** BEGIN TEXT TO READ **
There are usually two ways of solving this predicament, the first is sending recursion to hell and just implement an iterative version, but that’s the coward’s way out, so we’ll go with the second one: Memoization.
Memoization is basically a fancy term for keeping a cache that associates the value of an input to the value of the function called on that input. This way, when we call
(fib 5), we check if our little cache has an entry for the argument
5, if it does, we return the value associated with it, otherwise, we calculate it, save it in the cache, and return.
Seems like a big change to our code? It’s a good thing this is such a common pattern to deal with recurring sub-branches of recursive calls, common enough that Clojure gives us a little hand:
(def fib_mem ( memoize ( fn [x] (if (< x 2) x (+ (fib_mem (dec (dec x))) (fib_mem (dec x)))))))
See what we did there? Basically the logic of our little program remains exactly the same. The only real change is that we wrapped our function definition with the function
Ok, I know it seems a bit different, we’re using
def instead of
defn, what’s the deal with that? And a
fn appeared out of the blue, dahell?
defn that we used before is simply syntactic sugar for:
(def function_name (fn [argument] ...))
We create an anonymous function with
fn ..., and define the name
function_name to refer to this function,
defn basically simplifies the pattern of creating an anonymous function and giving it a name.
So, back to our memoized version, we have the same logic, the same simplicity, but now our implementation can take on very reasonable orders of Fibonacci, and do so quite quickly.
But we’re just getting started… one thing I really liked when learning Scala was it’s pattern matching capabilities, so I looked for a way of implementing this problem in Clojure using pattern matching:
(def fib_matching_mem (memoize (fn [n] (cond (< n 2) n :else (+ (fib_matching_mem (- n 1)) (fib_matching_mem (- n 2)))))))
We use memoization like before, since we’ve established a purely recursive function won’t cut it. Here we introduce the
cond function, that basically accepts as arguments a set of test/expression pairs, evaluates each one in order, and calls the expression of the first one to evaluate to
:else if none does. We maintain the same logic as before, only with a different construct, that may be a bit overkill for such a trivial problem, but is still a very nice tool to keep in mind.
I think this is enough recursion for now, don’t you? How about we try an iterative version?
** END TEXT TO READ **
** BEGIN INFORMATION PROVIDED **
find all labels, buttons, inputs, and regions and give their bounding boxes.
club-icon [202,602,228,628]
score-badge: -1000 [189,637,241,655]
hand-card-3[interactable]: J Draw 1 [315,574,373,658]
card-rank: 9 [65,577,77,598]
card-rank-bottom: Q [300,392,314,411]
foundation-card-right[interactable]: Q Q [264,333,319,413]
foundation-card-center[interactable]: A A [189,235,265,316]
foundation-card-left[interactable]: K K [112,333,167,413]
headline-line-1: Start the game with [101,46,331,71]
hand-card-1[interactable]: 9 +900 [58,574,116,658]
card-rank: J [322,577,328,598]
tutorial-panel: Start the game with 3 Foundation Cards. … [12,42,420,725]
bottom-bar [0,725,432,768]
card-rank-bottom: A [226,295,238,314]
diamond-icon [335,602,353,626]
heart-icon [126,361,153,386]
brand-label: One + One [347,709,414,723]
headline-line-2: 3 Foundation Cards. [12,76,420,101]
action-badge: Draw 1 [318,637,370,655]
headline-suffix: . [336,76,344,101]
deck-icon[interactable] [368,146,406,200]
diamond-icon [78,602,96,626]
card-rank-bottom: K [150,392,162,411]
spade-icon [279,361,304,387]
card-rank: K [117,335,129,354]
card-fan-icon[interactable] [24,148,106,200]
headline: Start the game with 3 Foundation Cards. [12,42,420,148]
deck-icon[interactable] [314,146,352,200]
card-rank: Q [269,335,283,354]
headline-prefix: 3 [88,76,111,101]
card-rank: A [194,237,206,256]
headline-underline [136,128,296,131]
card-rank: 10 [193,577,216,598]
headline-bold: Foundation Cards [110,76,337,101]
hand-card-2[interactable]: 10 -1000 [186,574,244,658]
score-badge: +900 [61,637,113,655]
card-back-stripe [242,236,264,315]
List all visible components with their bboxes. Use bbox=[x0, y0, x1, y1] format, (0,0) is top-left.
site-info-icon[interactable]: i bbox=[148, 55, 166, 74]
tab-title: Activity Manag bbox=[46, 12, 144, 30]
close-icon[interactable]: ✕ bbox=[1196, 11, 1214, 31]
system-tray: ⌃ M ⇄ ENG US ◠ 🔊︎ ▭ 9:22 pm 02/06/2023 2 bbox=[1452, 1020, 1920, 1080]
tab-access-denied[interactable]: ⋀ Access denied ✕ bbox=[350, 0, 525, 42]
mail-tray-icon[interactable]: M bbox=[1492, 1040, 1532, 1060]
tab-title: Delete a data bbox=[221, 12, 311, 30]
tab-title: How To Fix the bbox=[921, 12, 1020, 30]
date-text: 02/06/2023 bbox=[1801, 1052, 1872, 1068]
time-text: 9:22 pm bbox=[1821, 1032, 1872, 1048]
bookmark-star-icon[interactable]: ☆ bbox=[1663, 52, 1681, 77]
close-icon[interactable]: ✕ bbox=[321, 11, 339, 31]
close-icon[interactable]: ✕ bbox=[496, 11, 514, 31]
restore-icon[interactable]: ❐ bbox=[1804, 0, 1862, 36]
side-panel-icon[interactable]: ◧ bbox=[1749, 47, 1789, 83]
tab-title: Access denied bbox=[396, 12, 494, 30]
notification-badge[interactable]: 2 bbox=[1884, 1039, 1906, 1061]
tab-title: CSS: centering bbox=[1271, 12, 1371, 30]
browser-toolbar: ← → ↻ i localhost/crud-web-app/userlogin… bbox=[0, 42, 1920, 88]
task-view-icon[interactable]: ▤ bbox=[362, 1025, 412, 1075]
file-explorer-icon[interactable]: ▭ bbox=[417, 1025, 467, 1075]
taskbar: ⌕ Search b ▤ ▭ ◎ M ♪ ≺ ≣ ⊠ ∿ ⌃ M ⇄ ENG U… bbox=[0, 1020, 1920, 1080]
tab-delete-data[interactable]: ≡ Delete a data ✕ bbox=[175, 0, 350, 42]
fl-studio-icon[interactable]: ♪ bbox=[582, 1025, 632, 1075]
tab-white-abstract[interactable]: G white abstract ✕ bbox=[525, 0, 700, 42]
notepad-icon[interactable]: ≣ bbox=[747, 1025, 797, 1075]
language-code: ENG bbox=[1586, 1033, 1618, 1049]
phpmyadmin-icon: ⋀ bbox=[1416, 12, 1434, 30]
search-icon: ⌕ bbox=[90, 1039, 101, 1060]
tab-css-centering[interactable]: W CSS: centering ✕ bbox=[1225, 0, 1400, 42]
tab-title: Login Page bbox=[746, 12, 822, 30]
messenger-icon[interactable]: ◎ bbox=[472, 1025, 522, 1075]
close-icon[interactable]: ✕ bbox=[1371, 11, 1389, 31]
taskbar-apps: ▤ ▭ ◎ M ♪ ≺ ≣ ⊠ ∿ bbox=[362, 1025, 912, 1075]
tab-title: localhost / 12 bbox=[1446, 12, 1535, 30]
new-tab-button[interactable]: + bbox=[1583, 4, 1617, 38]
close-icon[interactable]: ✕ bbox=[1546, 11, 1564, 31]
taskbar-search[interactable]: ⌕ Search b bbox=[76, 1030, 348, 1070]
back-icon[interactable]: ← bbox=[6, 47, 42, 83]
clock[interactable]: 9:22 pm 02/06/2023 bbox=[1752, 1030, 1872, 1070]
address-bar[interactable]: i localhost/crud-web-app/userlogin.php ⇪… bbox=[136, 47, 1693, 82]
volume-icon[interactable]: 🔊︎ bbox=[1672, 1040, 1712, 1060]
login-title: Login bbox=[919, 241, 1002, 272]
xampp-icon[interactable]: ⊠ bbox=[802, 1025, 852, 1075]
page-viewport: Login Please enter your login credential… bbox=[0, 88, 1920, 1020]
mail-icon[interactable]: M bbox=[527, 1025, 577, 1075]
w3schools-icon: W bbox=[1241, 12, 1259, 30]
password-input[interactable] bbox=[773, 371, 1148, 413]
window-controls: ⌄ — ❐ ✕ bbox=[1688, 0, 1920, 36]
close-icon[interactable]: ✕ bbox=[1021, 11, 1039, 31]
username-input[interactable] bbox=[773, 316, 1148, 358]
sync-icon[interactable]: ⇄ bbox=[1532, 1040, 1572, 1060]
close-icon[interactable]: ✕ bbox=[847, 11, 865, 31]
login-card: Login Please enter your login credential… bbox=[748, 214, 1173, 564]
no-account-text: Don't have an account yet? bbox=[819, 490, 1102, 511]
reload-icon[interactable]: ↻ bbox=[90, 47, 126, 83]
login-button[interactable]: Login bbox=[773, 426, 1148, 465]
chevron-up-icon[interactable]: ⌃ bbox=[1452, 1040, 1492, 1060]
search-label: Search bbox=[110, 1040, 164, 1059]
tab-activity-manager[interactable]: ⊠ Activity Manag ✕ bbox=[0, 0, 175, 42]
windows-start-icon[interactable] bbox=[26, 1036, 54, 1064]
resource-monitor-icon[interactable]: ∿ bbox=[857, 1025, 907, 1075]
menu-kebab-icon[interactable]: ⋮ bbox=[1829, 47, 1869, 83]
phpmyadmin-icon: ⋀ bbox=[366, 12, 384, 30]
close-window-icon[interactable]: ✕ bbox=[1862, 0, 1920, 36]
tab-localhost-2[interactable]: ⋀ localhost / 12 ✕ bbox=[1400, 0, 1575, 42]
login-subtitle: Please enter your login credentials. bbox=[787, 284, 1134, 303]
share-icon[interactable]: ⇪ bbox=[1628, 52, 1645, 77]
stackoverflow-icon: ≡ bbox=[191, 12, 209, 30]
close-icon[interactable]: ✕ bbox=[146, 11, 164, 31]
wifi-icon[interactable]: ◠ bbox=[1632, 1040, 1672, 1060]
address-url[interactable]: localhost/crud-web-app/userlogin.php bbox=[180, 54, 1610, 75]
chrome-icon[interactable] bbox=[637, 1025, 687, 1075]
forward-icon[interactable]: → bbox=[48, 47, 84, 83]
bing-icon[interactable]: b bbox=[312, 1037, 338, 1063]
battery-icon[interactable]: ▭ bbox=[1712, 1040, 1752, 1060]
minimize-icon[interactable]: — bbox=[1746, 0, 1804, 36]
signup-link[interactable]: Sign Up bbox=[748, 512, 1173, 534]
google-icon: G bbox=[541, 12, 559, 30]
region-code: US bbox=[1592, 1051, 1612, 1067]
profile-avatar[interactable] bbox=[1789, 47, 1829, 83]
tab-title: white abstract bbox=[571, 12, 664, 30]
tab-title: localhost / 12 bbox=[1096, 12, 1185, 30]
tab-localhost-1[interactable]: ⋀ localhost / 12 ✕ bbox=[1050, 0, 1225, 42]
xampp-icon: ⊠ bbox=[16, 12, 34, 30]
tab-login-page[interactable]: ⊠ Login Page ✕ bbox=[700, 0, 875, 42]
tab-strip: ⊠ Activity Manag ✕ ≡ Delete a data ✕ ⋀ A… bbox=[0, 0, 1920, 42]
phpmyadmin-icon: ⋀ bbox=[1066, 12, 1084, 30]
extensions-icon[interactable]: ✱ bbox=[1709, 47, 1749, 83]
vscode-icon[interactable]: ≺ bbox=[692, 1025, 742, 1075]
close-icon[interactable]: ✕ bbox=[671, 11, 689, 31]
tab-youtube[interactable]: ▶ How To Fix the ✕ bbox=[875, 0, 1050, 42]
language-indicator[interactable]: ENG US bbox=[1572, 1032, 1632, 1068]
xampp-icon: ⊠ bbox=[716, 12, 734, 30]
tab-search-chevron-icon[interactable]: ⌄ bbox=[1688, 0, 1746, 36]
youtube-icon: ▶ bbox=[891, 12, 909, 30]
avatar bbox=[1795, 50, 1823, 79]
** END INFORMATION PROVIDED **
■ **REQUIRED TASKS**
- a) Could you render the rows as a JSON list of strings, one string per line with blank lines omitted, covering the stretch from the first row through the line containing "heart-icon [126,361,153,386]"?
- b) Can you pick up the Clojure Fibonacci write-up right after its final sentence and keep it going?

■ **TASK-BY-TASK OUTPUTS**
- a)
[
  "find all labels, buttons, inputs, and regions and give their bounding boxes.",
  "club-icon [202,602,228,628]",
  "score-badge: -1000 [189,637,241,655]",
  "hand-card-3[interactable]: J Draw 1 [315,574,373,658]",
  "card-rank: 9 [65,577,77,598]",
  "card-rank-bottom: Q [300,392,314,411]",
  "foundation-card-right[interactable]: Q Q [264,333,319,413]",
  "foundation-card-center[interactable]: A A [189,235,265,316]",
  "foundation-card-left[interactable]: K K [112,333,167,413]",
  "headline-line-1: Start the game with [101,46,331,71]",
  "hand-card-1[interactable]: 9 +900 [58,574,116,658]",
  "card-rank: J [322,577,328,598]",
  "tutorial-panel: Start the game with 3 Foundation Cards. … [12,42,420,725]",
  "bottom-bar [0,725,432,768]",
  "card-rank-bottom: A [226,295,238,314]",
  "diamond-icon [335,602,353,626]",
  "heart-icon [126,361,153,386]"
]

- b)
Let’s go with this one:
(defn fib_map [n] (last (take (+ n 1) (map first (iterate (fn [[a b]] [b (+ a b)]) [0 1])))))
Ok, give it a look, take a deep breath… seems complicated? Well, it is and it isn’t. We have a couple of new functions that we’re using, and in that sense, this implementation requires a bit more knowledge of the language and what it has to offer as builtins, on the other hand, the rules are the same, and that helps us interpret this code fairly simply, given that we can figure out what each function does. Let’s do the tour, from inside out (usually the best way to go about figuring Clojure code out).
First we have an anonymous function defined as:
(fn [[a b]] [b (+ a b)]), basically, this accepts as argument a vector of at least two arguments, which are bound to the names
b (via a mechanism called destructuring, I’ll get to that), and returns a new vector of two elements,
[b (+ a b)]. For instance, applying this function to [0 1] will yield [1 1].
Then we have
iterate, which accepts as first argument a function that accepts one argument, and as second argument an argument that matches the argument of the function passed as first argument - It’s ok if you want to read that again a couple of times… - and returns a lazy collection that is created by applying our anonymous function to iterate’s second argument, and then to the result of that call, iteratively, ad infinitum. For example, if we try to get 4 elements of out definition, we’ll get:
[[0 1] [1 1] [1 2] [2 3]]
Simpler now, isn’t it?
Now we have
(map first (iterate (fn [[a b]] [b (+ a b)]) [0 1]))))), since we already know what the innermost part does, let’s ignore it and simplify to
(map first collection). So,
map is one of those weird functions, like
iterate that takes functions and does something with them. In this case,
map takes a function and a collection as arguments, and lazily applies the function passed as first param to each of the elements of the collection. In our code, we’re using it with the function
first, which returns the first element in a collection, so let’s see what it does to our example from before (using … just to keep in mind that this collection is actually infinite and being evaluated lazily):
(map first [[0 1] [1 1] [1 2] [2 3] ...]) ---> [0 1 1 2 ...]
Simple, right? That’s the advantage of the fact that everything is a function, and the rule being always the same, you can break complex code into small digestible chunks and figure out what they do, and then build on that.
But let’s carry on, simplified, we have:
(take (+ n 1) collection).
take simply does what it says, it takes a number of elements from a collection, in this case
n+1, yielding a collection with the first
n+1 elements of the result we’ve seen before, so if we do:
(take 4 (map first [[0 1] [1 1] [1 2] [2 3] ...]))
[0 1 1 2]
last part is pretty self explanatory, simply return the last element in the collection.
I’ll concede that this seems kind of a convoluted way to implement something so simple, but I think it’s a good example on the expressiveness of Clojure, and how apparently complex code can be deconstructed into small functional chunks that can be understood easily, and then composed back into the global solution.
As usual, I set up a little gist here: https://gist.github.com/pcalcao/ea4176719d778ea3ab9e with these examples, and yet another one, that I’ll talk about next time, since this is getting a bit lengthly as it is.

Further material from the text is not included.